= LISTED ENTRIES =
***
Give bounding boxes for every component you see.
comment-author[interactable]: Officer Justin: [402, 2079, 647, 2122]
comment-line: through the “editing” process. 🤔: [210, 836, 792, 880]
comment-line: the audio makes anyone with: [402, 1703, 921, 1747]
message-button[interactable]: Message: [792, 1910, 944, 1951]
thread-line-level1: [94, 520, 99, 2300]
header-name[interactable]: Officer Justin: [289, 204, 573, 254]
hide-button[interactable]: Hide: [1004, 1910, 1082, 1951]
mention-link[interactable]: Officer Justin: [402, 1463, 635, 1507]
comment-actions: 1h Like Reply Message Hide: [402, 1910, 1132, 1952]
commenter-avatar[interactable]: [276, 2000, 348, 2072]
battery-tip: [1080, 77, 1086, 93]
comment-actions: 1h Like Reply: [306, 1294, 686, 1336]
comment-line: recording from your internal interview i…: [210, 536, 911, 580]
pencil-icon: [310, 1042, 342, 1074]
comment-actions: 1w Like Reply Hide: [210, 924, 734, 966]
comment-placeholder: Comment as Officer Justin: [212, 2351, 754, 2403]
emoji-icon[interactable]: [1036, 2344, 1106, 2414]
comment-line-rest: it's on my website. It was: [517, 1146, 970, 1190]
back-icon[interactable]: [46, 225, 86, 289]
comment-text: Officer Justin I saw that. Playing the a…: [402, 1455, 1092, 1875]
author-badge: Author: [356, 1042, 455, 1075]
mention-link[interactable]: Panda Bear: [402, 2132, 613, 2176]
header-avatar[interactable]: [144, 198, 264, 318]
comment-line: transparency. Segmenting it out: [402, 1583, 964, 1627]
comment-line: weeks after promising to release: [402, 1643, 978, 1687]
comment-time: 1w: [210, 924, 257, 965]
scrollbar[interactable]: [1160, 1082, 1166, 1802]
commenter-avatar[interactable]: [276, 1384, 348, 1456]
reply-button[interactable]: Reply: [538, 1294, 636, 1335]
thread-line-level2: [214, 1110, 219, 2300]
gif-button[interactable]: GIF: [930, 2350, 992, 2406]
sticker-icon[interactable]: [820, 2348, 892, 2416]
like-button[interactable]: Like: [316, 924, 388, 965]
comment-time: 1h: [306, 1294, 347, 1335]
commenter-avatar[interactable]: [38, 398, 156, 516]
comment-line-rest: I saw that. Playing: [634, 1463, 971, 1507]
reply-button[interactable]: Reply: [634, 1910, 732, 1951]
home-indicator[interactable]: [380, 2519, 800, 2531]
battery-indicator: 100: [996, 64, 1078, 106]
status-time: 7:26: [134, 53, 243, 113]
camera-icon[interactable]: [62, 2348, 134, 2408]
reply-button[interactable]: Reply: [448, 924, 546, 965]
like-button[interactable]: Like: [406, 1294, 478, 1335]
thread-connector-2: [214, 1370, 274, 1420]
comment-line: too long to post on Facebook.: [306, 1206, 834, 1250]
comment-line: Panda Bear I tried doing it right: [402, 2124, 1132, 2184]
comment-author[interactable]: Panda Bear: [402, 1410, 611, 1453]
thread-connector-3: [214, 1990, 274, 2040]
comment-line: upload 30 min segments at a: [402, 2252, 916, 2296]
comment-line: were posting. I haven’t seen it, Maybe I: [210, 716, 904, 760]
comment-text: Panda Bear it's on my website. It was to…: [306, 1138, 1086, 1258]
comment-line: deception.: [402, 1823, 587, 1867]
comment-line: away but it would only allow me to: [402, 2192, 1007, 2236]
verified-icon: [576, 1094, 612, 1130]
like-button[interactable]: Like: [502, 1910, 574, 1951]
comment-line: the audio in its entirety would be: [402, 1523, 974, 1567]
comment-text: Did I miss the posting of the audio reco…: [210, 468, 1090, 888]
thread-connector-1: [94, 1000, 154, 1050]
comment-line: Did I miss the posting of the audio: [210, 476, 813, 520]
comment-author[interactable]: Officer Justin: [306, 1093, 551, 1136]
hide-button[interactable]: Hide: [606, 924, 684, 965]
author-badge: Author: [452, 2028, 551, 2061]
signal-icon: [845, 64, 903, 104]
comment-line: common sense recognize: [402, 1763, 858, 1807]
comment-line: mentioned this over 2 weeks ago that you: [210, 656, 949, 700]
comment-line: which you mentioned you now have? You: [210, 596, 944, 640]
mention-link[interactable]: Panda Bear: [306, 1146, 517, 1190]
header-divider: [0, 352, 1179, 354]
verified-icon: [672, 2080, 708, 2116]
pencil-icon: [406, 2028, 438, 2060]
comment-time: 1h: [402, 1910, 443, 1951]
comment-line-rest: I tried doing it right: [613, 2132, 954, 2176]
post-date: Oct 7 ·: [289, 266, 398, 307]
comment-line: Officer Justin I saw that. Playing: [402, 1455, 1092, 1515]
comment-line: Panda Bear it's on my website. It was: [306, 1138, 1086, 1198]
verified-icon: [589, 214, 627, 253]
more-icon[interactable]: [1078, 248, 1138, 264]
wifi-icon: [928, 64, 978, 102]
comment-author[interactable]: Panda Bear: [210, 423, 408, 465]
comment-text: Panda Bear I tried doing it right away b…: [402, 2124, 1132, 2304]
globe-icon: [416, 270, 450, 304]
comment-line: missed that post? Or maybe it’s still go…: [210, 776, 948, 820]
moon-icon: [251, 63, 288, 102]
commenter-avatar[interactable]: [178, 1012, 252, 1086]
***
= EXERCISE GOAL =
Duplicate the listing above line for line, without altering anything.

= FULL OUTPUT =
Give bounding boxes for every component you see.
comment-author[interactable]: Officer Justin: [402, 2079, 647, 2122]
comment-line: through the “editing” process. 🤔: [210, 836, 792, 880]
comment-line: the audio makes anyone with: [402, 1703, 921, 1747]
message-button[interactable]: Message: [792, 1910, 944, 1951]
thread-line-level1: [94, 520, 99, 2300]
header-name[interactable]: Officer Justin: [289, 204, 573, 254]
hide-button[interactable]: Hide: [1004, 1910, 1082, 1951]
mention-link[interactable]: Officer Justin: [402, 1463, 635, 1507]
comment-actions: 1h Like Reply Message Hide: [402, 1910, 1132, 1952]
commenter-avatar[interactable]: [276, 2000, 348, 2072]
battery-tip: [1080, 77, 1086, 93]
comment-actions: 1h Like Reply: [306, 1294, 686, 1336]
comment-line: recording from your internal interview i…: [210, 536, 911, 580]
pencil-icon: [310, 1042, 342, 1074]
comment-actions: 1w Like Reply Hide: [210, 924, 734, 966]
comment-placeholder: Comment as Officer Justin: [212, 2351, 754, 2403]
emoji-icon[interactable]: [1036, 2344, 1106, 2414]
comment-line-rest: it's on my website. It was: [517, 1146, 970, 1190]
back-icon[interactable]: [46, 225, 86, 289]
comment-text: Officer Justin I saw that. Playing the a…: [402, 1455, 1092, 1875]
author-badge: Author: [356, 1042, 455, 1075]
mention-link[interactable]: Panda Bear: [402, 2132, 613, 2176]
header-avatar[interactable]: [144, 198, 264, 318]
comment-line: transparency. Segmenting it out: [402, 1583, 964, 1627]
comment-line: weeks after promising to release: [402, 1643, 978, 1687]
comment-time: 1w: [210, 924, 257, 965]
scrollbar[interactable]: [1160, 1082, 1166, 1802]
commenter-avatar[interactable]: [276, 1384, 348, 1456]
reply-button[interactable]: Reply: [538, 1294, 636, 1335]
thread-line-level2: [214, 1110, 219, 2300]
gif-button[interactable]: GIF: [930, 2350, 992, 2406]
sticker-icon[interactable]: [820, 2348, 892, 2416]
like-button[interactable]: Like: [316, 924, 388, 965]
comment-time: 1h: [306, 1294, 347, 1335]
commenter-avatar[interactable]: [38, 398, 156, 516]
comment-line-rest: I saw that. Playing: [634, 1463, 971, 1507]
reply-button[interactable]: Reply: [634, 1910, 732, 1951]
home-indicator[interactable]: [380, 2519, 800, 2531]
battery-indicator: 100: [996, 64, 1078, 106]
status-time: 7:26: [134, 53, 243, 113]
camera-icon[interactable]: [62, 2348, 134, 2408]
reply-button[interactable]: Reply: [448, 924, 546, 965]
like-button[interactable]: Like: [406, 1294, 478, 1335]
thread-connector-2: [214, 1370, 274, 1420]
comment-line: too long to post on Facebook.: [306, 1206, 834, 1250]
comment-line: Panda Bear I tried doing it right: [402, 2124, 1132, 2184]
comment-author[interactable]: Panda Bear: [402, 1410, 611, 1453]
thread-connector-3: [214, 1990, 274, 2040]
comment-line: upload 30 min segments at a: [402, 2252, 916, 2296]
comment-line: were posting. I haven’t seen it, Maybe I: [210, 716, 904, 760]
comment-text: Panda Bear it's on my website. It was to…: [306, 1138, 1086, 1258]
comment-line: deception.: [402, 1823, 587, 1867]
comment-line: away but it would only allow me to: [402, 2192, 1007, 2236]
verified-icon: [576, 1094, 612, 1130]
like-button[interactable]: Like: [502, 1910, 574, 1951]
comment-line: the audio in its entirety would be: [402, 1523, 974, 1567]
comment-text: Did I miss the posting of the audio reco…: [210, 468, 1090, 888]
thread-connector-1: [94, 1000, 154, 1050]
comment-line: Did I miss the posting of the audio: [210, 476, 813, 520]
comment-author[interactable]: Officer Justin: [306, 1093, 551, 1136]
hide-button[interactable]: Hide: [606, 924, 684, 965]
author-badge: Author: [452, 2028, 551, 2061]
signal-icon: [845, 64, 903, 104]
comment-line: common sense recognize: [402, 1763, 858, 1807]
comment-line: mentioned this over 2 weeks ago that you: [210, 656, 949, 700]
comment-line: which you mentioned you now have? You: [210, 596, 944, 640]
mention-link[interactable]: Panda Bear: [306, 1146, 517, 1190]
header-divider: [0, 352, 1179, 354]
verified-icon: [672, 2080, 708, 2116]
pencil-icon: [406, 2028, 438, 2060]
comment-time: 1h: [402, 1910, 443, 1951]
comment-line-rest: I tried doing it right: [613, 2132, 954, 2176]
post-date: Oct 7 ·: [289, 266, 398, 307]
comment-line: Officer Justin I saw that. Playing: [402, 1455, 1092, 1515]
comment-line: Panda Bear it's on my website. It was: [306, 1138, 1086, 1198]
verified-icon: [589, 214, 627, 253]
more-icon[interactable]: [1078, 248, 1138, 264]
wifi-icon: [928, 64, 978, 102]
comment-author[interactable]: Panda Bear: [210, 423, 408, 465]
comment-text: Panda Bear I tried doing it right away b…: [402, 2124, 1132, 2304]
globe-icon: [416, 270, 450, 304]
comment-line: missed that post? Or maybe it’s still go…: [210, 776, 948, 820]
moon-icon: [251, 63, 288, 102]
commenter-avatar[interactable]: [178, 1012, 252, 1086]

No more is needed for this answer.